-- Start of Document --

David Sylvian
Blemish CD
 

Former Japan-singer David Sylvian has taken a considerable amount of time to complete his new studio album - nearly four years have passed since the predecessor "Bees On A Dead Cake" came out.

"Blemish", with its highly suggestive album title (considering the deliberate move away from perfectionism), has been released on David's own record label Samadhi Sound (another hint, this time towards Buddhism, with Samadhi being the highest state of contemplation man can achieve). Now, how does this go together? Well, here's an idea: "Blemish" could be an allegory for the transition from the material ideal to the mental ideal.

Let's have a closer look at the musical part of the story: music-wise, the new album leads us back to David's final days with Japan, a band that had successfully dwelled on the fringes of the New Romantic movement of the 1980ies and broke up in 1982. While listening to "Blemish", I was often reminded of the Japan song "Ghosts", with its free-floating, electronic sound clusters, upon which David's romantic, almost poetical, vocal performance arose. To my mind, it is the very same elements that form the basis for the opening tune on "Blemish". David has created wonderfully minimal and improvised sound scapes, using guitars and electronical equipment. His almost ghostly voice favours the emotional quality of the songs and gives them an enormous amount of depth and intensity.

-- End of Document --

*Stated exercise 1*
Can you return everything in the Blemish review from "Former Japan-singer David" down to "the mental ideal."?
*Stated exercise 2*
Which album and song titles does the Blemish review name in quotation marks?
*Stated exercise 3*
Does the Blemish review agree with each statement: (a) Japan broke up in 1982; (b) "Blemish" came out on a major record label; (c) nearly five years passed between "Bees On A Dead Cake" and "Blemish"?
The rows that come next are separate material, unrelated to the Blemish review.

-- Start of Provided information --

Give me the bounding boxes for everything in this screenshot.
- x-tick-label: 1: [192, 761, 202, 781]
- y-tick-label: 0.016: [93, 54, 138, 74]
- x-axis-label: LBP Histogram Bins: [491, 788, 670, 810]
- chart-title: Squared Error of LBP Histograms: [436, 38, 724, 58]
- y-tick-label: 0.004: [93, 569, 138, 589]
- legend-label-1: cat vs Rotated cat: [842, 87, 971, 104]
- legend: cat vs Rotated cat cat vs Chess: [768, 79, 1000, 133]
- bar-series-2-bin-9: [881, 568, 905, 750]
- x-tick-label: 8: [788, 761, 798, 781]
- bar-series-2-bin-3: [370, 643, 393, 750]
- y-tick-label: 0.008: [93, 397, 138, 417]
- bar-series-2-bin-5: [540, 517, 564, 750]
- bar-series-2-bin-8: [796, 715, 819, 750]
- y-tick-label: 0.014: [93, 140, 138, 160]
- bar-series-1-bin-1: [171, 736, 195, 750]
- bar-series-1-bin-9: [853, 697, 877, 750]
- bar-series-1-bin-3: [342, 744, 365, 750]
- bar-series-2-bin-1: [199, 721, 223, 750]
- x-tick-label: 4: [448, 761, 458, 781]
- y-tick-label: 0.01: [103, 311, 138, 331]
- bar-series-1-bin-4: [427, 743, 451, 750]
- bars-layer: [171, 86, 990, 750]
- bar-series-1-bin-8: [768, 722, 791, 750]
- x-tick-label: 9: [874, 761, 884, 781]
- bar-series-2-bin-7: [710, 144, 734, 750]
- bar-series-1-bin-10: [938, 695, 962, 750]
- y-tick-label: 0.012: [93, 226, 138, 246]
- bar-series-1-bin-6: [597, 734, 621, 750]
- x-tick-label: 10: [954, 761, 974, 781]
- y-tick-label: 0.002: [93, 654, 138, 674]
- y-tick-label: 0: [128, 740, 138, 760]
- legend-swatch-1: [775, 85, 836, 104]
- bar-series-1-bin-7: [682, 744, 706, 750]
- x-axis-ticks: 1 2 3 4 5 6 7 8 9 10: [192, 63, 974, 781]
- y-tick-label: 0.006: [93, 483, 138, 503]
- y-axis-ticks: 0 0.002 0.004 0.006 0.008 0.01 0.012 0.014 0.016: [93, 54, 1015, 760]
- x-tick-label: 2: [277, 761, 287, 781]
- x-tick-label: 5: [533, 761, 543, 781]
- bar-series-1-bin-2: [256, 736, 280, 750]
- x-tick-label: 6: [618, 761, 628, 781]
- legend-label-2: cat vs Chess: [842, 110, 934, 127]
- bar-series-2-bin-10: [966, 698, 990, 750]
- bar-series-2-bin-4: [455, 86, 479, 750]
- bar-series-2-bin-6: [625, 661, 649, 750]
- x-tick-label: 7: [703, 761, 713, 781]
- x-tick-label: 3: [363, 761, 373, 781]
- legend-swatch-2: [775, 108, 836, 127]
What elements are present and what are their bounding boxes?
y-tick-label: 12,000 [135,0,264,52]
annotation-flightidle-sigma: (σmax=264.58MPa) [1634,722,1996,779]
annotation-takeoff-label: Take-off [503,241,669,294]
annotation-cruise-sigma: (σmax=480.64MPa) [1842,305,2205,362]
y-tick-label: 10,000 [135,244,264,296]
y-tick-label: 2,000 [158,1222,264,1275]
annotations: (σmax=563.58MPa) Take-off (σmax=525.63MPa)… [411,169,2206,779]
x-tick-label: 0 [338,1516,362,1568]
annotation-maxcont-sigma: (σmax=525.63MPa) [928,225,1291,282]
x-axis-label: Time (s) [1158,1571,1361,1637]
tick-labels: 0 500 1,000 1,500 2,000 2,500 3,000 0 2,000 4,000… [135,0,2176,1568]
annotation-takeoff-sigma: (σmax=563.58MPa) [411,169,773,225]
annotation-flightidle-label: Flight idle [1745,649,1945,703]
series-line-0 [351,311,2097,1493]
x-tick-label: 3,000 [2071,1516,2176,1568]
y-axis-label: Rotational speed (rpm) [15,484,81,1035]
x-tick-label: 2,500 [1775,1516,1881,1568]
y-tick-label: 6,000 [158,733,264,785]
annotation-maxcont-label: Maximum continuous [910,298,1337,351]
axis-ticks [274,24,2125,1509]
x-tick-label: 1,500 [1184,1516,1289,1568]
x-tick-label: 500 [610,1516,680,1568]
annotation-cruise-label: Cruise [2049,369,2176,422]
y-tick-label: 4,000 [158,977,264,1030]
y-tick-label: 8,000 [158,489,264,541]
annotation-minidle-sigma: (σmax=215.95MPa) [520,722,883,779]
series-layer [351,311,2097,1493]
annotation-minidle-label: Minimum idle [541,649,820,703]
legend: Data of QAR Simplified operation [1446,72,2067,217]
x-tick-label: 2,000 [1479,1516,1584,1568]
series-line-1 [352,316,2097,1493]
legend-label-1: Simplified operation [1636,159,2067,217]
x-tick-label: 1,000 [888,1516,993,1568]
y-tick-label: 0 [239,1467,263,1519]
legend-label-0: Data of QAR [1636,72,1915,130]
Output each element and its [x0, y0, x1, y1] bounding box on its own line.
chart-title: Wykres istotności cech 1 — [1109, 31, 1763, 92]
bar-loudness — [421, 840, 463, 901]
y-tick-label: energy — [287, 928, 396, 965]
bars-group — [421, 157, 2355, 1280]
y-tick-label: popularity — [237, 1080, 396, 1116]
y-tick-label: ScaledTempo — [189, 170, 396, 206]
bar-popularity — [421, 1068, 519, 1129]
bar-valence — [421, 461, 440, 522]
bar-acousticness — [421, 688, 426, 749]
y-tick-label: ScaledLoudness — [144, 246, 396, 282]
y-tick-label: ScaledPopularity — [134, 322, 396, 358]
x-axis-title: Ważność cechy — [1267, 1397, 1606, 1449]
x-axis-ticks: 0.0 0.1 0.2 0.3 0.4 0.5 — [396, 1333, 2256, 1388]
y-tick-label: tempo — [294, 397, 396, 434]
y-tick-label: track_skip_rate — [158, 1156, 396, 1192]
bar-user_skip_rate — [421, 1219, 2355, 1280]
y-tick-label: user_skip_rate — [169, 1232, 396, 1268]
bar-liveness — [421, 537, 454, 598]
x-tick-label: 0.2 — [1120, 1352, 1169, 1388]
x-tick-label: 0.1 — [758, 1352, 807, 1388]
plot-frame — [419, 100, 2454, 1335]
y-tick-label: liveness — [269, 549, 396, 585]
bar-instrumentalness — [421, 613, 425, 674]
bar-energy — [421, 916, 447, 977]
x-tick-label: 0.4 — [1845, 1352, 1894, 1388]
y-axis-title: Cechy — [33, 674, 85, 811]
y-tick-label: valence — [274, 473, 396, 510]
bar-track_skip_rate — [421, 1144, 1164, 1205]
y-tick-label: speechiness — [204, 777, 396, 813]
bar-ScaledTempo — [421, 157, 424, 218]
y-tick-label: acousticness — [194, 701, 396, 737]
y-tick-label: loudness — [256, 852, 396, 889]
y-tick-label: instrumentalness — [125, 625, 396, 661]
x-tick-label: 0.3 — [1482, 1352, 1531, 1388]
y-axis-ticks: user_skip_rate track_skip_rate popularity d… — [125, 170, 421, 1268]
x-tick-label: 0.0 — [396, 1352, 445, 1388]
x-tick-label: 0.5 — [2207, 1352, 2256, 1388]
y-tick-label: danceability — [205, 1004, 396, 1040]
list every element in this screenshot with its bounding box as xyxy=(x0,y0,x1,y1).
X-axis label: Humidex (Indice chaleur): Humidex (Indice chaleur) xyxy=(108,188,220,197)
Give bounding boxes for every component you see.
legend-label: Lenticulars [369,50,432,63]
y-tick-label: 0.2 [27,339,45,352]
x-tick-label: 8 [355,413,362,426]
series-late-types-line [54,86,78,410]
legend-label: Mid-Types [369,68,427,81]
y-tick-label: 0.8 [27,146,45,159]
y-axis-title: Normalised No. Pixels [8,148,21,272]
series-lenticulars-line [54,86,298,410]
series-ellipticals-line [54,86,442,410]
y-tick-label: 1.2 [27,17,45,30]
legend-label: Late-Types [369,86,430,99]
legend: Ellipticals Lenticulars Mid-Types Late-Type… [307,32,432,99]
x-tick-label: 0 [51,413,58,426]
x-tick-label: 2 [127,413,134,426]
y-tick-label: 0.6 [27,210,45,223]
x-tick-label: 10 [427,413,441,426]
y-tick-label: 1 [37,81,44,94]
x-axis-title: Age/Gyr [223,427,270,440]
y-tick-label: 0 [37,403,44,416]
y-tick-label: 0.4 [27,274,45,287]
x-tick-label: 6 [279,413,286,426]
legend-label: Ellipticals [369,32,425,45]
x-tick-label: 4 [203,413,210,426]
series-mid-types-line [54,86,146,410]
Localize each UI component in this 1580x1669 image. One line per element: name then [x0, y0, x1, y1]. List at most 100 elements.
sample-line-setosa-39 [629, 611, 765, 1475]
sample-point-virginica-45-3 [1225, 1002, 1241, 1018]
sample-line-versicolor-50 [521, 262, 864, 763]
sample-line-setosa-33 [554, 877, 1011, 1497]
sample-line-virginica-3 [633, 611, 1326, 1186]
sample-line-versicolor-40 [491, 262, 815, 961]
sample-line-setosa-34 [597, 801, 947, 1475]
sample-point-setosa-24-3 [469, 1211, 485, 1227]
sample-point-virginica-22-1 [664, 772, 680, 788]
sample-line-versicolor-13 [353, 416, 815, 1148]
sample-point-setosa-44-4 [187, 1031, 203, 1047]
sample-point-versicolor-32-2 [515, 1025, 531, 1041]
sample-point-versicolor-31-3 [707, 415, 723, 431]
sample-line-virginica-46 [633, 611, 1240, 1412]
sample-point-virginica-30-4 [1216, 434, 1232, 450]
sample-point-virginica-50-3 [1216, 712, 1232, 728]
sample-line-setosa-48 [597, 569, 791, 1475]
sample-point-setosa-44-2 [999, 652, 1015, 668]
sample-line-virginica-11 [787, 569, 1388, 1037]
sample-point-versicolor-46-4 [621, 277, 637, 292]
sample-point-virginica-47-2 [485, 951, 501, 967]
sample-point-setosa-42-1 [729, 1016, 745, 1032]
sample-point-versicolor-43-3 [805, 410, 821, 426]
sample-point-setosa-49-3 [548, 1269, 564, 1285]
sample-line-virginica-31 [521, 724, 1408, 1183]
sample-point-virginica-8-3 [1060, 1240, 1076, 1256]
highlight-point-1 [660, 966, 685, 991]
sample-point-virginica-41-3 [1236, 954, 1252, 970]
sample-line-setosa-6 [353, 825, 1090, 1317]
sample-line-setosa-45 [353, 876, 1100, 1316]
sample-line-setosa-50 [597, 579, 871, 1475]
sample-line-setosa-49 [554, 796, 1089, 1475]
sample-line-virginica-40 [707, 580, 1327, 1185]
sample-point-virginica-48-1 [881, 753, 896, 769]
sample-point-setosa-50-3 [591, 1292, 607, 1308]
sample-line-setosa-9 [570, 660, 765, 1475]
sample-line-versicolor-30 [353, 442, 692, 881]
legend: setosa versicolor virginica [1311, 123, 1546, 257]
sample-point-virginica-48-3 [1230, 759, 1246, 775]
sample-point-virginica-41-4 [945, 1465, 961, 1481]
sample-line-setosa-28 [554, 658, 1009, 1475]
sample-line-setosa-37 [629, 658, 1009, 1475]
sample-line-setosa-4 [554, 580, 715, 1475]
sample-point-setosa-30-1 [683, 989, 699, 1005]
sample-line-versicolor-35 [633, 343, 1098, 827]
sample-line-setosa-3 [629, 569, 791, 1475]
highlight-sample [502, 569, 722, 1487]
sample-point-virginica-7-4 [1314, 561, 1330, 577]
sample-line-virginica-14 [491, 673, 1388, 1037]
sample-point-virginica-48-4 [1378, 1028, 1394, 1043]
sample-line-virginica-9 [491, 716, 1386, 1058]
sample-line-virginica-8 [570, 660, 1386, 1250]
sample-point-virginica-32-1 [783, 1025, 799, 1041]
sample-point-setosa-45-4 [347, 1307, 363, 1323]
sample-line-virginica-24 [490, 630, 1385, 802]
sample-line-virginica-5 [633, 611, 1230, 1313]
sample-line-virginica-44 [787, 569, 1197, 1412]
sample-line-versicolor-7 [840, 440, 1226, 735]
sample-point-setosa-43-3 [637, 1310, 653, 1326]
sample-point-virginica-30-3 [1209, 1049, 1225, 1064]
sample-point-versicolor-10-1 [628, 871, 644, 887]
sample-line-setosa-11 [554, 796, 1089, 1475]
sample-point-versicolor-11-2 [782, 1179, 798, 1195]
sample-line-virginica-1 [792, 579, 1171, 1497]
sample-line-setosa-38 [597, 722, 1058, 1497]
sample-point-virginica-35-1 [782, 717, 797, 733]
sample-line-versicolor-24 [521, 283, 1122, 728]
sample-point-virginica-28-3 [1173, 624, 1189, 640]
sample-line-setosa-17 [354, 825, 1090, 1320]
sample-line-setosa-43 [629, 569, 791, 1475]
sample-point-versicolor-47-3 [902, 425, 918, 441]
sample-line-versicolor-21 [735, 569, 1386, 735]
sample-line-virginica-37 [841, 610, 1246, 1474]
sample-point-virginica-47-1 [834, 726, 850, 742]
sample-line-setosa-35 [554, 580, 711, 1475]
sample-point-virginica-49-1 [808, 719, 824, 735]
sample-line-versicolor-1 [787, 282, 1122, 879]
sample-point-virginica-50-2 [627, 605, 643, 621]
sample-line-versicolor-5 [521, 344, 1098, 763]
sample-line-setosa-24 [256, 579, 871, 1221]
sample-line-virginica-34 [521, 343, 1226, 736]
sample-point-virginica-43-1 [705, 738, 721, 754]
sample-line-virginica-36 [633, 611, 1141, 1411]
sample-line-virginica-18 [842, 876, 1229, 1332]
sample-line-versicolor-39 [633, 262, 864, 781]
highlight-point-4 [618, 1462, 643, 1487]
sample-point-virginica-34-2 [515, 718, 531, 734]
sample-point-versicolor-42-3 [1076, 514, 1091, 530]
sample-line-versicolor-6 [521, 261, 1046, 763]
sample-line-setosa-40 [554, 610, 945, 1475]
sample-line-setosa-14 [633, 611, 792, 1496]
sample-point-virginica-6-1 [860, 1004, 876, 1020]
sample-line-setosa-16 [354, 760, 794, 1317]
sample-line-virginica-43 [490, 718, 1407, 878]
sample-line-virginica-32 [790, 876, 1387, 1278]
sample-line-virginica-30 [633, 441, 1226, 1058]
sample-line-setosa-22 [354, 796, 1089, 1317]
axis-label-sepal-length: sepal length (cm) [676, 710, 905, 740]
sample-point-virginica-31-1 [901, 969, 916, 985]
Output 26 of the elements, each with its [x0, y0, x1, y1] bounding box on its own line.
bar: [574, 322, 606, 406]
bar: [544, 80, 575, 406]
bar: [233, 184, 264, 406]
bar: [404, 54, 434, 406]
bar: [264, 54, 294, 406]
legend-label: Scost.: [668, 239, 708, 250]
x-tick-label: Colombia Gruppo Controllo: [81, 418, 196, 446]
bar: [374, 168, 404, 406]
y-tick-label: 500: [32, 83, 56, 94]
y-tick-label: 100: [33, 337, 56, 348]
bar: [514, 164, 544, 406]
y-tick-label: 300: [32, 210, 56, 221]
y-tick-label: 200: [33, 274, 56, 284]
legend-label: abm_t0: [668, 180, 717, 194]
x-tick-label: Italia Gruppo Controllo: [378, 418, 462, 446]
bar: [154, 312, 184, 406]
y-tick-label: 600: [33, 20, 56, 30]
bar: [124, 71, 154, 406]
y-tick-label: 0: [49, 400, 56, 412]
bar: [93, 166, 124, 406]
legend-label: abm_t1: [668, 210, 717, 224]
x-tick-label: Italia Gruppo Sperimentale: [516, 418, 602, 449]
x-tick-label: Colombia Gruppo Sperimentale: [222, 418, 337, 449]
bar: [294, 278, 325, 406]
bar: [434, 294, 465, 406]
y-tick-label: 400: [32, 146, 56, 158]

-- End of Provided information --

*Exercise solution 1*
Former Japan-singer David Sylvian has taken a considerable amount of time to complete his new studio album - nearly four years have passed since the predecessor "Bees On A Dead Cake" came out.

"Blemish", with its highly suggestive album title (considering the deliberate move away from perfectionism), has been released on David's own record label Samadhi Sound (another hint, this time towards Buddhism, with Samadhi being the highest state of contemplation man can achieve). Now, how does this go together? Well, here's an idea: "Blemish" could be an allegory for the transition from the material ideal to the mental ideal.

*Exercise solution 2*
- "Bees On A Dead Cake"
- "Blemish"
- "Ghosts"

*Exercise solution 3*
(a) Yes: "broke up in 1982"
(b) No: "has been released on David's own record label Samadhi Sound"
(c) No: "nearly four years have passed since the predecessor "Bees On A Dead Cake" came out"